Selected passage:
I woke up one morning recently and I felt that this truth had settled upon me in my sleep somehow: This Is It.

My life is happening right now. And I’m choosing to participate in it RIGHT NOW. Every messy, non-perfect part of it. My mind can trick me into a an imaginary time line that says ‘things will be better when…..’ or ‘I can be happy when…..’

when the baby can sit

when the baby is older

when life is more organised

when I can socialise more

when I can sleep more

when Pup goes to school

when we can walk everywhere

when we can go on holiday

when I’m skinny

when I can go back to work

when we get a pay rise

when…when…when……..

The list is endless, right?!

It’s an effort to stay in this place of NOW – of fully participating in life in the present and messy moment, and not waiting for the ‘if/whens’. Can I pull it off all the time? No, it’s hard. Yet it is worth the effort. There’s no fantasy future where all the parts of your life are tied up into neat little bows. The journey and the struggle is real. And, two seemingly opposing things can be true at the same time – more on that in the next post.

Can you be aware of your ‘life will be better when….’ thoughts, and challenge them by waking up into the present moment? Just gently focusing on your senses, what you can feel, hear and see? What can you pay attention to that brings you in to this RIGHT NOW moment in your life?

Information supplied:
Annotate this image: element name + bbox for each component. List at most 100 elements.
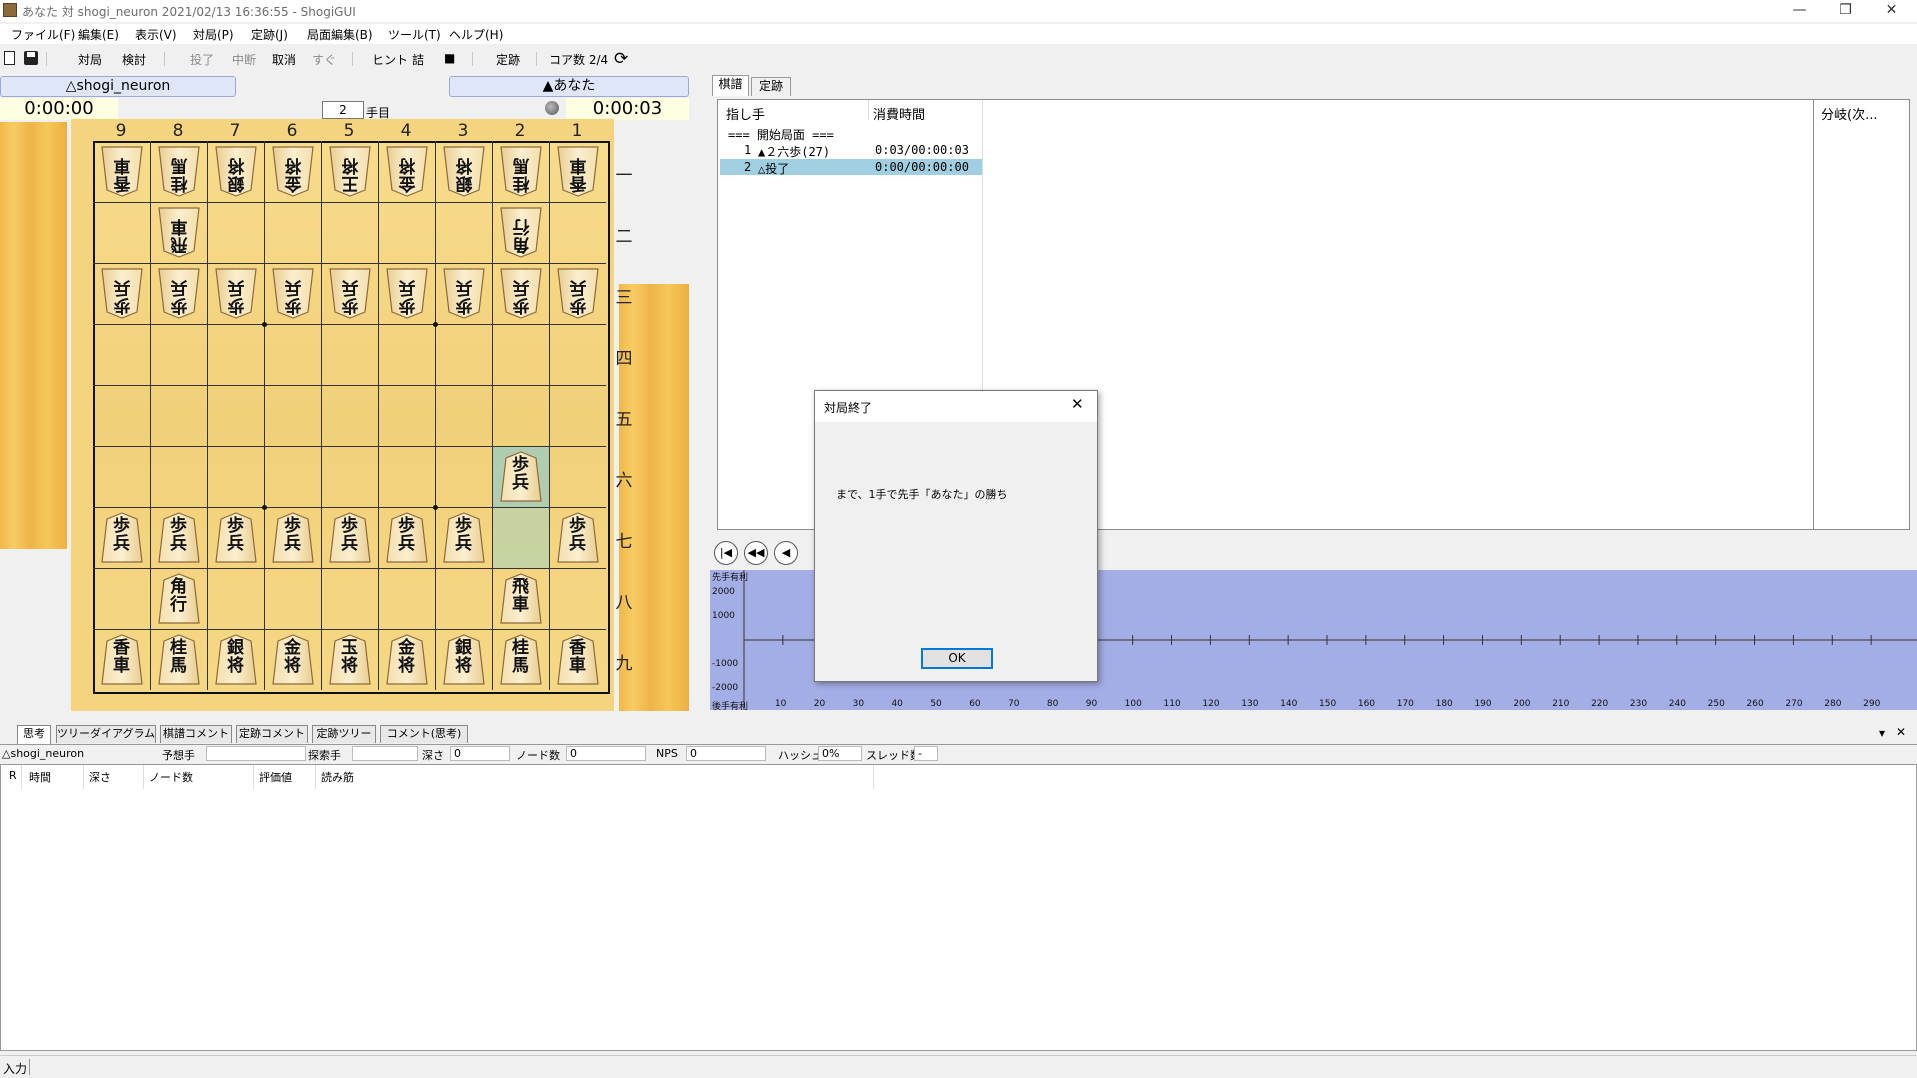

Required task:
Answer these questions about the post on living in the present:
1. What truth did the writer feel had settled upon them in their sleep?
2. According to the list of "when" thoughts, what will happen with Pup?
3. What idea does the writer say will be covered in the next post?

Problem solution:
1. This Is It.
2. Pup will go to school.
3. Two seemingly opposing things can be true at the same time.